──────── Records for this task ────────

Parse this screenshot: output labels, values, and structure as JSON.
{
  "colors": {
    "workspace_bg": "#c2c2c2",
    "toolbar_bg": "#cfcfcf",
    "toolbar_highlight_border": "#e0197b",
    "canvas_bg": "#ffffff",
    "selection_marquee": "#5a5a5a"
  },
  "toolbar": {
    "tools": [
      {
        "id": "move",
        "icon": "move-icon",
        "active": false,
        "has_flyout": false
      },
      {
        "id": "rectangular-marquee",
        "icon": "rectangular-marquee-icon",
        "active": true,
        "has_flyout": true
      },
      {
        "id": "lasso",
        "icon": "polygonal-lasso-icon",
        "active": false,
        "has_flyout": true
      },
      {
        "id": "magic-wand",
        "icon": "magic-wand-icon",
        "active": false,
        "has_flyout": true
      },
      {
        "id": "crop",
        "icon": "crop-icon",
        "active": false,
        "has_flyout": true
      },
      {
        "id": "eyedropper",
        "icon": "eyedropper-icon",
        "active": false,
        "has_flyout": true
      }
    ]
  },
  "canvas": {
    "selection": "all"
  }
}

────────

Task details: Find every line that holds "eyedropper" and copy it.

Full solution:
        "id": "eyedropper",
        "icon": "eyedropper-icon",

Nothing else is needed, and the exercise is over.